• Your instructions: Only the number is wanted: how many lines hold the word "CgTR"?

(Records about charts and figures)
|---|
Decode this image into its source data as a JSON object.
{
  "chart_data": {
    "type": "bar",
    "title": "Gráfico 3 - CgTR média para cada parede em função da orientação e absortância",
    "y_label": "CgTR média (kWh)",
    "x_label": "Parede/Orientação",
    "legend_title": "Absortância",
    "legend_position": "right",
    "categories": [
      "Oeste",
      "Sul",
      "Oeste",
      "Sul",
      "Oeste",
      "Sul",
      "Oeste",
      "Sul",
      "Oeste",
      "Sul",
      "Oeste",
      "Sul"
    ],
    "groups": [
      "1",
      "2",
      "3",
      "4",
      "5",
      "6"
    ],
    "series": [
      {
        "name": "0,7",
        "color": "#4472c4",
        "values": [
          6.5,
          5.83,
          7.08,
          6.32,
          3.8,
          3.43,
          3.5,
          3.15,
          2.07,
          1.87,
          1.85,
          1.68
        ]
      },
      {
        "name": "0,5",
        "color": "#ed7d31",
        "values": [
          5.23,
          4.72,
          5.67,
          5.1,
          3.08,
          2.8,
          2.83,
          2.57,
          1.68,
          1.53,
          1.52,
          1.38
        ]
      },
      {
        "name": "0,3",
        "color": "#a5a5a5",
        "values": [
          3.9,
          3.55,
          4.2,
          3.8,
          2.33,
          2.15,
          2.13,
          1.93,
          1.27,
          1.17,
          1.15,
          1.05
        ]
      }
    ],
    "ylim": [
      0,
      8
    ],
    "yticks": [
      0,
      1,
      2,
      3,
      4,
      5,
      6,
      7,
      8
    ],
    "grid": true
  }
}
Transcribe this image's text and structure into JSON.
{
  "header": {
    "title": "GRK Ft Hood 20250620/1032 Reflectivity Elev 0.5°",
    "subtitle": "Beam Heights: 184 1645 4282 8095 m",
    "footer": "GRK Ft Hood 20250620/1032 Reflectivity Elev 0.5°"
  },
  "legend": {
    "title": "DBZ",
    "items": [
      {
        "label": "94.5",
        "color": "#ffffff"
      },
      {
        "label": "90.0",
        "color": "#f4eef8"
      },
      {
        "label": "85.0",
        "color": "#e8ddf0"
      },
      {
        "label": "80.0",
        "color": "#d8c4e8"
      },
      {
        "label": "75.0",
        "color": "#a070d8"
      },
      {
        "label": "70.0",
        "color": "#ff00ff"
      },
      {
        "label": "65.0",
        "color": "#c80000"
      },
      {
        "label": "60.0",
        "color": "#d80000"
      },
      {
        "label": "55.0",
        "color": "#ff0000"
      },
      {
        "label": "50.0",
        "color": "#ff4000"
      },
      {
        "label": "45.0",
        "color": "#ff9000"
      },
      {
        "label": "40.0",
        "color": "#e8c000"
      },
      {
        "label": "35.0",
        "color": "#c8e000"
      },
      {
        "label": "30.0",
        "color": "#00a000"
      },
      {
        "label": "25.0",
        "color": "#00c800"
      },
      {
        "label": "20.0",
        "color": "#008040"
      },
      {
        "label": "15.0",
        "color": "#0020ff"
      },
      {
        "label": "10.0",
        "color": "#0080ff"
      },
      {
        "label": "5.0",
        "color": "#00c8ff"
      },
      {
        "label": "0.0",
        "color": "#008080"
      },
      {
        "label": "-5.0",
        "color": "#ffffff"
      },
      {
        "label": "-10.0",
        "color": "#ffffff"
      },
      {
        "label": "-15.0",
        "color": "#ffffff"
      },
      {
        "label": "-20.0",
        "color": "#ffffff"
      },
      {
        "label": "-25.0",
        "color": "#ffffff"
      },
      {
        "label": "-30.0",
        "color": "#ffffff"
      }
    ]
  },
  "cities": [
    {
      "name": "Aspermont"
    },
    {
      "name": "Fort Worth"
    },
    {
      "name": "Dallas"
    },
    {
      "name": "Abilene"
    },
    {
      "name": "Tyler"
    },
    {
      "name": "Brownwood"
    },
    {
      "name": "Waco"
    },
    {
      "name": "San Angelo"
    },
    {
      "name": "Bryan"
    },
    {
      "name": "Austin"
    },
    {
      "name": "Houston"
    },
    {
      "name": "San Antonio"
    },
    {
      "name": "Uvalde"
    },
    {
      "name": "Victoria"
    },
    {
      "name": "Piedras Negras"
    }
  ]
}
|---|
• Response to the exercise: 2